Please quote the records word for word, from their first line through the line containing "Bar: [58, 238, 614, 278]", including that line.

* * *

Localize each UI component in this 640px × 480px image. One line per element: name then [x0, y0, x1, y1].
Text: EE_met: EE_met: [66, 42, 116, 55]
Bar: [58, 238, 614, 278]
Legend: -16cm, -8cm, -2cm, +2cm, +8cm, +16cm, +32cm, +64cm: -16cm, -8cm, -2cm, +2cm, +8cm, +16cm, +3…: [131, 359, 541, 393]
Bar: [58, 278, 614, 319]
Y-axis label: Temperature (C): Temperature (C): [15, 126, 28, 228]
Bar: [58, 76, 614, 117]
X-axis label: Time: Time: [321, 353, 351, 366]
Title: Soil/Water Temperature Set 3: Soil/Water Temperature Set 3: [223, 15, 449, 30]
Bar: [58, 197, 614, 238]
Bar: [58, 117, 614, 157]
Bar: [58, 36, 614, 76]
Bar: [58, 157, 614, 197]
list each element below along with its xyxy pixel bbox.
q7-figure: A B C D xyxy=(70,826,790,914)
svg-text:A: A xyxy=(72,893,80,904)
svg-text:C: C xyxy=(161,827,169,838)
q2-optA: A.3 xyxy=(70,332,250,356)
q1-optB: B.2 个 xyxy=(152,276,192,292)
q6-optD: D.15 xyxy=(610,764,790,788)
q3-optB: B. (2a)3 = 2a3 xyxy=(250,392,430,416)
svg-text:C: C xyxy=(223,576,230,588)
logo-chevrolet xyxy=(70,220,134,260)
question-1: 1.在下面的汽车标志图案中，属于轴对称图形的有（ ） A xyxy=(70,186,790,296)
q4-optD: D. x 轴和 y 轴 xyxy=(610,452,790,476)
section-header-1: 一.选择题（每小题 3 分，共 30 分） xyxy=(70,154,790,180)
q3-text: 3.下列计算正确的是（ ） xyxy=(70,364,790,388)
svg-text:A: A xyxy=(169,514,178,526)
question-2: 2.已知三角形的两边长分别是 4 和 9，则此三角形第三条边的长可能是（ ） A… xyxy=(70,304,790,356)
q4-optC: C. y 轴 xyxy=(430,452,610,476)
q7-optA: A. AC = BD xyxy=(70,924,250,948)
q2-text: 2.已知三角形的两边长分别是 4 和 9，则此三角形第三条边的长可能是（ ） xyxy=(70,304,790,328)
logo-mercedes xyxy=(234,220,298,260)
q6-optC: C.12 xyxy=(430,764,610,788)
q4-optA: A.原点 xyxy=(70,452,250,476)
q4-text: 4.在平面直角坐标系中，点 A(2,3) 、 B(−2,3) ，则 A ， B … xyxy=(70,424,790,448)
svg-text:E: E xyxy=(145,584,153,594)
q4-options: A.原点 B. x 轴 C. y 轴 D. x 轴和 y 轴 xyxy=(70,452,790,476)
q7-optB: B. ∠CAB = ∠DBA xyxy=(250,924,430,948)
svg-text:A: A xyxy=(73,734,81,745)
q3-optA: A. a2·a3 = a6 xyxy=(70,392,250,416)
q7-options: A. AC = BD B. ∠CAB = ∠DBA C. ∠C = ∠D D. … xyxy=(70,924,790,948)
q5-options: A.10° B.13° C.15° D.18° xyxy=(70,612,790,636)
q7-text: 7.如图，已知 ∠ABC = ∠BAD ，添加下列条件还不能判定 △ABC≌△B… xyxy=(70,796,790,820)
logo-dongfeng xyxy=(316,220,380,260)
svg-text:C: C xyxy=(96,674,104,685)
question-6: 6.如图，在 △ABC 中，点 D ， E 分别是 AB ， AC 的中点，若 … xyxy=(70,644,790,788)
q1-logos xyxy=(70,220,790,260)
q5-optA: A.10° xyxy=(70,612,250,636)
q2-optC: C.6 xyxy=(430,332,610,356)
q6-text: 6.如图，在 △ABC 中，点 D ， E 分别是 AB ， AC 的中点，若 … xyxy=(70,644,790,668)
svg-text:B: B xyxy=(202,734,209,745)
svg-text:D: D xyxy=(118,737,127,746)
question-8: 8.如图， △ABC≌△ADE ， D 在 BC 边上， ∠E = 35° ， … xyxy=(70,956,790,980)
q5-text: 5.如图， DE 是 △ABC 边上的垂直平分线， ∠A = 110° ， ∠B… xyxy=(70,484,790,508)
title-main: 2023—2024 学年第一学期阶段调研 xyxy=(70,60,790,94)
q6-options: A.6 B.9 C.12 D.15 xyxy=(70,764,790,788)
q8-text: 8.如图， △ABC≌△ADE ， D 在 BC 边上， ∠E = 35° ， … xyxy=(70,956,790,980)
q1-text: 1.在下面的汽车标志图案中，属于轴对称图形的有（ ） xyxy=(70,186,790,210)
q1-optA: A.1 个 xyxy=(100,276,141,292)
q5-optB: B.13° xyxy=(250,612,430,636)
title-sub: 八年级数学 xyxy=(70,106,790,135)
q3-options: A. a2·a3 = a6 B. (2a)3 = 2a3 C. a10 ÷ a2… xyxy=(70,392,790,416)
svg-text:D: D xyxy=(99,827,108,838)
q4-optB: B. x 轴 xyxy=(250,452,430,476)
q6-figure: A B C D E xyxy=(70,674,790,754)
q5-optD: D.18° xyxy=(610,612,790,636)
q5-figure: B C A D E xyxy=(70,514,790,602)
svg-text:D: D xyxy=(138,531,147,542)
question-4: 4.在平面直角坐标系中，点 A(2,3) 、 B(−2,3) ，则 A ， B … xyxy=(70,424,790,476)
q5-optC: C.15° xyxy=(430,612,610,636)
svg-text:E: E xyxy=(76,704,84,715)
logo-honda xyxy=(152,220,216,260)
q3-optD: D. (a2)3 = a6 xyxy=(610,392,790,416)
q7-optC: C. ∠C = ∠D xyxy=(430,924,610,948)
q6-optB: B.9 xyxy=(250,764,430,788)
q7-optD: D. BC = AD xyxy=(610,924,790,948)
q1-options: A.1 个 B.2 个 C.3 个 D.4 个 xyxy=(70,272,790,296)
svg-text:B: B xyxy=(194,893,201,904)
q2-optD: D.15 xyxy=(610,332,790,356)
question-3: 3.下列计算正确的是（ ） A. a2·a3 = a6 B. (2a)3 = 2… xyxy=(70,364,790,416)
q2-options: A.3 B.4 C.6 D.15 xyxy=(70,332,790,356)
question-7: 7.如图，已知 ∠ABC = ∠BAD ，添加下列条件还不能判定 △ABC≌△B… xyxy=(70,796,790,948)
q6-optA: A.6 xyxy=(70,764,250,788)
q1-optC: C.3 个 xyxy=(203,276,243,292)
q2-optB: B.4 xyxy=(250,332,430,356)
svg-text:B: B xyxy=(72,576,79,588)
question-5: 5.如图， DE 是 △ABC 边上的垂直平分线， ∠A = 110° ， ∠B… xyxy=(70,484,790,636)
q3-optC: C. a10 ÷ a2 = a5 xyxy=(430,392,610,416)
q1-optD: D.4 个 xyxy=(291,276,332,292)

* * *

» **EXERCISE RESULT**
Localize each UI component in this 640px × 480px image. One line per element: name then [x0, y0, x1, y1].
Text: EE_met: EE_met: [66, 42, 116, 55]
Bar: [58, 238, 614, 278]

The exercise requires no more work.